◆ Brief
Transcribe all of the records precisely as they are presented.

◆ Dataset extract

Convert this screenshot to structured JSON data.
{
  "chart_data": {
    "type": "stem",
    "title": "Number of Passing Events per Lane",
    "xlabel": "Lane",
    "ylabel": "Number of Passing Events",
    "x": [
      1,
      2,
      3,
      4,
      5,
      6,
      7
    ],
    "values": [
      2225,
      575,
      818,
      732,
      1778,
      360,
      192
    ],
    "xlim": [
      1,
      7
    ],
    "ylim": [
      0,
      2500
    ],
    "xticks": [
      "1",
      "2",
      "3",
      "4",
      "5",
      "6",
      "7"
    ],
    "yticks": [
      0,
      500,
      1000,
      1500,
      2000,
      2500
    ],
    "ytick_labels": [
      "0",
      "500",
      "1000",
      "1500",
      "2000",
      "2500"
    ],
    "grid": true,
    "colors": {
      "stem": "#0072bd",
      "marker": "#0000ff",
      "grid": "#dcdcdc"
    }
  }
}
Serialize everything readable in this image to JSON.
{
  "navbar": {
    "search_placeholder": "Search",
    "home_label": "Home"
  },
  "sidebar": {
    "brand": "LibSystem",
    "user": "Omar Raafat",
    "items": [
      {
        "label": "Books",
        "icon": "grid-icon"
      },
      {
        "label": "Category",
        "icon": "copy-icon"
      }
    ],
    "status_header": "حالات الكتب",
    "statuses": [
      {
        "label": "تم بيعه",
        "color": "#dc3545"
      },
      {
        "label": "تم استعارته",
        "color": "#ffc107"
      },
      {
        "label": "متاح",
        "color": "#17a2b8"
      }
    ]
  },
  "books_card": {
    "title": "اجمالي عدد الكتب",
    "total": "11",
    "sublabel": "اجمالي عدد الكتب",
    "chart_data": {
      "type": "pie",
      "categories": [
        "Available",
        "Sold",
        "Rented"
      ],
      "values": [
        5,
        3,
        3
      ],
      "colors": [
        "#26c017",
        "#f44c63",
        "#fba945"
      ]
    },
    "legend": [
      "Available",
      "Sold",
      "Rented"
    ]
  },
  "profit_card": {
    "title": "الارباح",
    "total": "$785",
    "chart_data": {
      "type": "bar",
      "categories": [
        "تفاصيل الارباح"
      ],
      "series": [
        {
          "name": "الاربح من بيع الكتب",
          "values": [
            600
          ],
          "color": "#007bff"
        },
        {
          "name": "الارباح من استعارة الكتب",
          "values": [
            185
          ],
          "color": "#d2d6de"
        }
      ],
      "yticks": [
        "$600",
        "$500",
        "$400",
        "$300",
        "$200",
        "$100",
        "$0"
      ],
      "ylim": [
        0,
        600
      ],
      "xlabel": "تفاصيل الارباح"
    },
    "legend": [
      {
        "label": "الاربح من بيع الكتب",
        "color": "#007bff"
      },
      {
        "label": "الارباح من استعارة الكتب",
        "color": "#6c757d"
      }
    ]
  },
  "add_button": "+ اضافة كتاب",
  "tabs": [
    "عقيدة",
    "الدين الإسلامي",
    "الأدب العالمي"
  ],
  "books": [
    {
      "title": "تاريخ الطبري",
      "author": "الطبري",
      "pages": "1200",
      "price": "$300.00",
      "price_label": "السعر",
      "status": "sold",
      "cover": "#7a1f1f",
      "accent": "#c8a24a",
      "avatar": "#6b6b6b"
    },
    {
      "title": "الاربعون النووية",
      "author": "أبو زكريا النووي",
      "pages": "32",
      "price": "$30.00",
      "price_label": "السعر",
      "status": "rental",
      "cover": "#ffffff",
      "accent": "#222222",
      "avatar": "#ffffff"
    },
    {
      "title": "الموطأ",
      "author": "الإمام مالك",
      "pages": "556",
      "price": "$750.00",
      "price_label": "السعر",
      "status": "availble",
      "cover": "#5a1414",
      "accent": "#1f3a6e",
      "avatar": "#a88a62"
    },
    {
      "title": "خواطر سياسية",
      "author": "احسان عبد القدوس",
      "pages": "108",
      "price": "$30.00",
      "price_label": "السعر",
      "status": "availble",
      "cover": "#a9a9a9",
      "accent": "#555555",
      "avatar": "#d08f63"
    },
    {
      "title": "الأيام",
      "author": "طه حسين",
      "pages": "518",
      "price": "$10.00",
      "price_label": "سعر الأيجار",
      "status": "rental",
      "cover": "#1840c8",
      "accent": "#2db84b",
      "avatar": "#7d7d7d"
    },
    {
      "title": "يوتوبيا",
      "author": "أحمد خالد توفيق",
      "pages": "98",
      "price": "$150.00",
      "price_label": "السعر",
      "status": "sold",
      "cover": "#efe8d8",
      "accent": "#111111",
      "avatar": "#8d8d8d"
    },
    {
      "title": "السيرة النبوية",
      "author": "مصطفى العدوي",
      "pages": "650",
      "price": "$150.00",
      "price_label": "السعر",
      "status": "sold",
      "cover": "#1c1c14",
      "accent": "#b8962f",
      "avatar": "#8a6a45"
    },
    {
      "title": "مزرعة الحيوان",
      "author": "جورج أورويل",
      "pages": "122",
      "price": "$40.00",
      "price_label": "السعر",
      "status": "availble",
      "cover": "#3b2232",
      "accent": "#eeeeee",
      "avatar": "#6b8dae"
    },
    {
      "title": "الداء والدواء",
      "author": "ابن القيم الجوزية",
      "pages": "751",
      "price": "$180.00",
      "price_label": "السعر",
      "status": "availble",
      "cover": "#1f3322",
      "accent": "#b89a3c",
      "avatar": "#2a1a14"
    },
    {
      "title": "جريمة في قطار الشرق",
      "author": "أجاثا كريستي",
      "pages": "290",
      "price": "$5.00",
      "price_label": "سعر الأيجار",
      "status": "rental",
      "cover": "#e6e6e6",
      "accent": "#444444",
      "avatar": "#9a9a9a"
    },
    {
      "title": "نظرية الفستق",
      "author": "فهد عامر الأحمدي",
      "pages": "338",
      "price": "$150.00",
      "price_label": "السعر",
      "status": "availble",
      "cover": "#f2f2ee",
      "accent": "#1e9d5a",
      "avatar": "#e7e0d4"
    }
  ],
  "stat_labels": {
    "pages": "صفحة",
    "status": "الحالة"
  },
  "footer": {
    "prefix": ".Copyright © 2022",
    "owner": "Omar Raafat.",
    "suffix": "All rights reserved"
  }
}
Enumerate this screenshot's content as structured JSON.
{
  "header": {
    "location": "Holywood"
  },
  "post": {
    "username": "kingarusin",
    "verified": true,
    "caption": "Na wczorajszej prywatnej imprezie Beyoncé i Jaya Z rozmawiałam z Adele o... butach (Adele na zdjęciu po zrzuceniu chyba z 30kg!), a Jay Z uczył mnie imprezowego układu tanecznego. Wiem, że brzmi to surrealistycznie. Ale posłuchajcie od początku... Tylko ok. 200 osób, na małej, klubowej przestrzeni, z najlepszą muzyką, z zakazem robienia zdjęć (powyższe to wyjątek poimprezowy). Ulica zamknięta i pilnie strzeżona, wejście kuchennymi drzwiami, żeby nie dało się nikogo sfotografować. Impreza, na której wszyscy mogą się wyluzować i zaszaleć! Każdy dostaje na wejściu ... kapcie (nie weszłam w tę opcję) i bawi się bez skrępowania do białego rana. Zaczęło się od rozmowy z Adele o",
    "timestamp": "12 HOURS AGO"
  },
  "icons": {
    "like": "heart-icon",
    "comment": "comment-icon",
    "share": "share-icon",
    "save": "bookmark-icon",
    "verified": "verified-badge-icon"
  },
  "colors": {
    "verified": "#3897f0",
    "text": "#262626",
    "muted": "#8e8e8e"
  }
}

◆ Written response
Convert this screenshot to structured JSON data.
{
  "chart_data": {
    "type": "stem",
    "title": "Number of Passing Events per Lane",
    "xlabel": "Lane",
    "ylabel": "Number of Passing Events",
    "x": [
      1,
      2,
      3,
      4,
      5,
      6,
      7
    ],
    "values": [
      2225,
      575,
      818,
      732,
      1778,
      360,
      192
    ],
    "xlim": [
      1,
      7
    ],
    "ylim": [
      0,
      2500
    ],
    "xticks": [
      "1",
      "2",
      "3",
      "4",
      "5",
      "6",
      "7"
    ],
    "yticks": [
      0,
      500,
      1000,
      1500,
      2000,
      2500
    ],
    "ytick_labels": [
      "0",
      "500",
      "1000",
      "1500",
      "2000",
      "2500"
    ],
    "grid": true,
    "colors": {
      "stem": "#0072bd",
      "marker": "#0000ff",
      "grid": "#dcdcdc"
    }
  }
}
Serialize everything readable in this image to JSON.
{
  "navbar": {
    "search_placeholder": "Search",
    "home_label": "Home"
  },
  "sidebar": {
    "brand": "LibSystem",
    "user": "Omar Raafat",
    "items": [
      {
        "label": "Books",
        "icon": "grid-icon"
      },
      {
        "label": "Category",
        "icon": "copy-icon"
      }
    ],
    "status_header": "حالات الكتب",
    "statuses": [
      {
        "label": "تم بيعه",
        "color": "#dc3545"
      },
      {
        "label": "تم استعارته",
        "color": "#ffc107"
      },
      {
        "label": "متاح",
        "color": "#17a2b8"
      }
    ]
  },
  "books_card": {
    "title": "اجمالي عدد الكتب",
    "total": "11",
    "sublabel": "اجمالي عدد الكتب",
    "chart_data": {
      "type": "pie",
      "categories": [
        "Available",
        "Sold",
        "Rented"
      ],
      "values": [
        5,
        3,
        3
      ],
      "colors": [
        "#26c017",
        "#f44c63",
        "#fba945"
      ]
    },
    "legend": [
      "Available",
      "Sold",
      "Rented"
    ]
  },
  "profit_card": {
    "title": "الارباح",
    "total": "$785",
    "chart_data": {
      "type": "bar",
      "categories": [
        "تفاصيل الارباح"
      ],
      "series": [
        {
          "name": "الاربح من بيع الكتب",
          "values": [
            600
          ],
          "color": "#007bff"
        },
        {
          "name": "الارباح من استعارة الكتب",
          "values": [
            185
          ],
          "color": "#d2d6de"
        }
      ],
      "yticks": [
        "$600",
        "$500",
        "$400",
        "$300",
        "$200",
        "$100",
        "$0"
      ],
      "ylim": [
        0,
        600
      ],
      "xlabel": "تفاصيل الارباح"
    },
    "legend": [
      {
        "label": "الاربح من بيع الكتب",
        "color": "#007bff"
      },
      {
        "label": "الارباح من استعارة الكتب",
        "color": "#6c757d"
      }
    ]
  },
  "add_button": "+ اضافة كتاب",
  "tabs": [
    "عقيدة",
    "الدين الإسلامي",
    "الأدب العالمي"
  ],
  "books": [
    {
      "title": "تاريخ الطبري",
      "author": "الطبري",
      "pages": "1200",
      "price": "$300.00",
      "price_label": "السعر",
      "status": "sold",
      "cover": "#7a1f1f",
      "accent": "#c8a24a",
      "avatar": "#6b6b6b"
    },
    {
      "title": "الاربعون النووية",
      "author": "أبو زكريا النووي",
      "pages": "32",
      "price": "$30.00",
      "price_label": "السعر",
      "status": "rental",
      "cover": "#ffffff",
      "accent": "#222222",
      "avatar": "#ffffff"
    },
    {
      "title": "الموطأ",
      "author": "الإمام مالك",
      "pages": "556",
      "price": "$750.00",
      "price_label": "السعر",
      "status": "availble",
      "cover": "#5a1414",
      "accent": "#1f3a6e",
      "avatar": "#a88a62"
    },
    {
      "title": "خواطر سياسية",
      "author": "احسان عبد القدوس",
      "pages": "108",
      "price": "$30.00",
      "price_label": "السعر",
      "status": "availble",
      "cover": "#a9a9a9",
      "accent": "#555555",
      "avatar": "#d08f63"
    },
    {
      "title": "الأيام",
      "author": "طه حسين",
      "pages": "518",
      "price": "$10.00",
      "price_label": "سعر الأيجار",
      "status": "rental",
      "cover": "#1840c8",
      "accent": "#2db84b",
      "avatar": "#7d7d7d"
    },
    {
      "title": "يوتوبيا",
      "author": "أحمد خالد توفيق",
      "pages": "98",
      "price": "$150.00",
      "price_label": "السعر",
      "status": "sold",
      "cover": "#efe8d8",
      "accent": "#111111",
      "avatar": "#8d8d8d"
    },
    {
      "title": "السيرة النبوية",
      "author": "مصطفى العدوي",
      "pages": "650",
      "price": "$150.00",
      "price_label": "السعر",
      "status": "sold",
      "cover": "#1c1c14",
      "accent": "#b8962f",
      "avatar": "#8a6a45"
    },
    {
      "title": "مزرعة الحيوان",
      "author": "جورج أورويل",
      "pages": "122",
      "price": "$40.00",
      "price_label": "السعر",
      "status": "availble",
      "cover": "#3b2232",
      "accent": "#eeeeee",
      "avatar": "#6b8dae"
    },
    {
      "title": "الداء والدواء",
      "author": "ابن القيم الجوزية",
      "pages": "751",
      "price": "$180.00",
      "price_label": "السعر",
      "status": "availble",
      "cover": "#1f3322",
      "accent": "#b89a3c",
      "avatar": "#2a1a14"
    },
    {
      "title": "جريمة في قطار الشرق",
      "author": "أجاثا كريستي",
      "pages": "290",
      "price": "$5.00",
      "price_label": "سعر الأيجار",
      "status": "rental",
      "cover": "#e6e6e6",
      "accent": "#444444",
      "avatar": "#9a9a9a"
    },
    {
      "title": "نظرية الفستق",
      "author": "فهد عامر الأحمدي",
      "pages": "338",
      "price": "$150.00",
      "price_label": "السعر",
      "status": "availble",
      "cover": "#f2f2ee",
      "accent": "#1e9d5a",
      "avatar": "#e7e0d4"
    }
  ],
  "stat_labels": {
    "pages": "صفحة",
    "status": "الحالة"
  },
  "footer": {
    "prefix": ".Copyright © 2022",
    "owner": "Omar Raafat.",
    "suffix": "All rights reserved"
  }
}
Enumerate this screenshot's content as structured JSON.
{
  "header": {
    "location": "Holywood"
  },
  "post": {
    "username": "kingarusin",
    "verified": true,
    "caption": "Na wczorajszej prywatnej imprezie Beyoncé i Jaya Z rozmawiałam z Adele o... butach (Adele na zdjęciu po zrzuceniu chyba z 30kg!), a Jay Z uczył mnie imprezowego układu tanecznego. Wiem, że brzmi to surrealistycznie. Ale posłuchajcie od początku... Tylko ok. 200 osób, na małej, klubowej przestrzeni, z najlepszą muzyką, z zakazem robienia zdjęć (powyższe to wyjątek poimprezowy). Ulica zamknięta i pilnie strzeżona, wejście kuchennymi drzwiami, żeby nie dało się nikogo sfotografować. Impreza, na której wszyscy mogą się wyluzować i zaszaleć! Każdy dostaje na wejściu ... kapcie (nie weszłam w tę opcję) i bawi się bez skrępowania do białego rana. Zaczęło się od rozmowy z Adele o",
    "timestamp": "12 HOURS AGO"
  },
  "icons": {
    "like": "heart-icon",
    "comment": "comment-icon",
    "share": "share-icon",
    "save": "bookmark-icon",
    "verified": "verified-badge-icon"
  },
  "colors": {
    "verified": "#3897f0",
    "text": "#262626",
    "muted": "#8e8e8e"
  }
}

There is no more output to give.